Show every line below where "Manoban" can be found.

— begin —

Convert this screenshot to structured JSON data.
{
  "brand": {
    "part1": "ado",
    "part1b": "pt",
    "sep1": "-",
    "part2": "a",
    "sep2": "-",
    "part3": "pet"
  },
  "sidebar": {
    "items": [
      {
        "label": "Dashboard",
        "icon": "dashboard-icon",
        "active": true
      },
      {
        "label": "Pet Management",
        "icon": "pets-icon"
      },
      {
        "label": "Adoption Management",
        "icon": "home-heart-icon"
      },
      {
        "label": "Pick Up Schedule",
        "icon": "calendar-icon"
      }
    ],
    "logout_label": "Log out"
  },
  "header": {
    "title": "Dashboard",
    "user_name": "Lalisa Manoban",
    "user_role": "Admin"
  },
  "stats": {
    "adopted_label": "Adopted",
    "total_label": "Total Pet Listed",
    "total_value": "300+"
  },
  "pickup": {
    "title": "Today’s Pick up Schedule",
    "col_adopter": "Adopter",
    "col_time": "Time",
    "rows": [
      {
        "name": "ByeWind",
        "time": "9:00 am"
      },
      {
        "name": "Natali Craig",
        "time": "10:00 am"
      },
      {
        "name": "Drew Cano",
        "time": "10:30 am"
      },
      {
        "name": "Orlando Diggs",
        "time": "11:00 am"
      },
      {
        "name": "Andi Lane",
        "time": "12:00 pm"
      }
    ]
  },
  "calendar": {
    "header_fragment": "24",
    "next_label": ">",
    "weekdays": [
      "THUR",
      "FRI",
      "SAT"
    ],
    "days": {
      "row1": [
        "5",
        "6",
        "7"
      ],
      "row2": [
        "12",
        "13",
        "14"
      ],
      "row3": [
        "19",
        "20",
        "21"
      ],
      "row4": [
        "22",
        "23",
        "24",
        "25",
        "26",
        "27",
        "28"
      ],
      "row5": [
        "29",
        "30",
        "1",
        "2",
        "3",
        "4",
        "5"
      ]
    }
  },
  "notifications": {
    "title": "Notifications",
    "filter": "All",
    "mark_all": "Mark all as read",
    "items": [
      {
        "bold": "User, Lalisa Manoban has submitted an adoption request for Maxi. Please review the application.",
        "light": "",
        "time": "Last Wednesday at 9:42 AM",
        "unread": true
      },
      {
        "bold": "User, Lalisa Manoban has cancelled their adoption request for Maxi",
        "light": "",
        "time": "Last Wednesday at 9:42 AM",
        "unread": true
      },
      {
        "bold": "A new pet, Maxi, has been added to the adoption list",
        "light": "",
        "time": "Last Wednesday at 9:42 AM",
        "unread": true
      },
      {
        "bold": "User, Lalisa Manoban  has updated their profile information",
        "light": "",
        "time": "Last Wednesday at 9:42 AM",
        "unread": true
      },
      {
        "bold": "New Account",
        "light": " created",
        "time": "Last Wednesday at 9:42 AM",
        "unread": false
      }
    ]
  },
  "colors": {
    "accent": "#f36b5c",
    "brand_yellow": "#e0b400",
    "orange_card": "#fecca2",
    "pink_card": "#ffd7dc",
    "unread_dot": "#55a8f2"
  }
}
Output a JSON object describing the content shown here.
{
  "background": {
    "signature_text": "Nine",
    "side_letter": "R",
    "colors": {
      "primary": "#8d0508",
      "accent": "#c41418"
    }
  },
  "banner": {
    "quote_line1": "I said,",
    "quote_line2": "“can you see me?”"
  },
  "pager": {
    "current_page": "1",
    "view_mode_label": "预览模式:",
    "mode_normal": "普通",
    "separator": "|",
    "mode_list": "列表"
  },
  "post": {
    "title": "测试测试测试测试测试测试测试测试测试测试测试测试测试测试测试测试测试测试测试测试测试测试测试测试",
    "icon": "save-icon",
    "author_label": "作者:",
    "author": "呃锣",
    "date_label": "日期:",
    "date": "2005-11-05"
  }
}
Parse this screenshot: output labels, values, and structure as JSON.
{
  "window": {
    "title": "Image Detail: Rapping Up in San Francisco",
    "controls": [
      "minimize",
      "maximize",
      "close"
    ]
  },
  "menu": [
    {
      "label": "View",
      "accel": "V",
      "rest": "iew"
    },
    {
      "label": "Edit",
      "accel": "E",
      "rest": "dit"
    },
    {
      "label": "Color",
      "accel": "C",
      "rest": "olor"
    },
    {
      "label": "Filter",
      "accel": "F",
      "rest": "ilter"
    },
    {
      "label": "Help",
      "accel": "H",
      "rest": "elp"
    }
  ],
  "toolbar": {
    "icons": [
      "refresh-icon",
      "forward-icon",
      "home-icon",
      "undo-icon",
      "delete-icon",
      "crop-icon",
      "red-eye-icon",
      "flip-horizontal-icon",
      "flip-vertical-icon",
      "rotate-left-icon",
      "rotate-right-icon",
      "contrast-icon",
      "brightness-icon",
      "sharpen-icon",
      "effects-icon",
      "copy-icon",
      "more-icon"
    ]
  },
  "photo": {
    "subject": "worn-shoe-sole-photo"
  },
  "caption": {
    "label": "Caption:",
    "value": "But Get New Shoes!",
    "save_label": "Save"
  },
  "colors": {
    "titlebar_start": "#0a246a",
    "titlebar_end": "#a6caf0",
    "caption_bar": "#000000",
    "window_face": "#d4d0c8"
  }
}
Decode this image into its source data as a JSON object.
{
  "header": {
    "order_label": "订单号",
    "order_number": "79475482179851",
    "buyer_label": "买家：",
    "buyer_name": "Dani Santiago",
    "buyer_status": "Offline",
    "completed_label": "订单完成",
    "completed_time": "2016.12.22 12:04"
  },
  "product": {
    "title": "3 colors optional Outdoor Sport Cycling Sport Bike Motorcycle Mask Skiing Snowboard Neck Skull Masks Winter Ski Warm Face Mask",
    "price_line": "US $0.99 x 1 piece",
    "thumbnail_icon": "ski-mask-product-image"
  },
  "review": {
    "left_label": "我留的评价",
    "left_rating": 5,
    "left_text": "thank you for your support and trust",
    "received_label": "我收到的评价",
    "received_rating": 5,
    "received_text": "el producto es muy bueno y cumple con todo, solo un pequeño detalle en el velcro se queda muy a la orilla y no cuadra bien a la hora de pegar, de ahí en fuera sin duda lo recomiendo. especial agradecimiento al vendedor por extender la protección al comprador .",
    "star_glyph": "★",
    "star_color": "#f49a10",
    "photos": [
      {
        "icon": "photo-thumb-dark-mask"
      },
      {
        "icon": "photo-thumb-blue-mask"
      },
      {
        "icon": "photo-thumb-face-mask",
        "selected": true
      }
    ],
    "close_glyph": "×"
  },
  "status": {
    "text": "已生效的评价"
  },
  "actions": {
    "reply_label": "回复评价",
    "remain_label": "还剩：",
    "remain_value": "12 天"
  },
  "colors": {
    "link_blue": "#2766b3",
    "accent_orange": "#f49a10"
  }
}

— end —

> [Reply]:
    "user_name": "Lalisa Manoban",
        "bold": "User, Lalisa Manoban has submitted an adoption request for Maxi. Please review the application.",
        "bold": "User, Lalisa Manoban has cancelled their adoption request for Maxi",
        "bold": "User, Lalisa Manoban  has updated their profile information",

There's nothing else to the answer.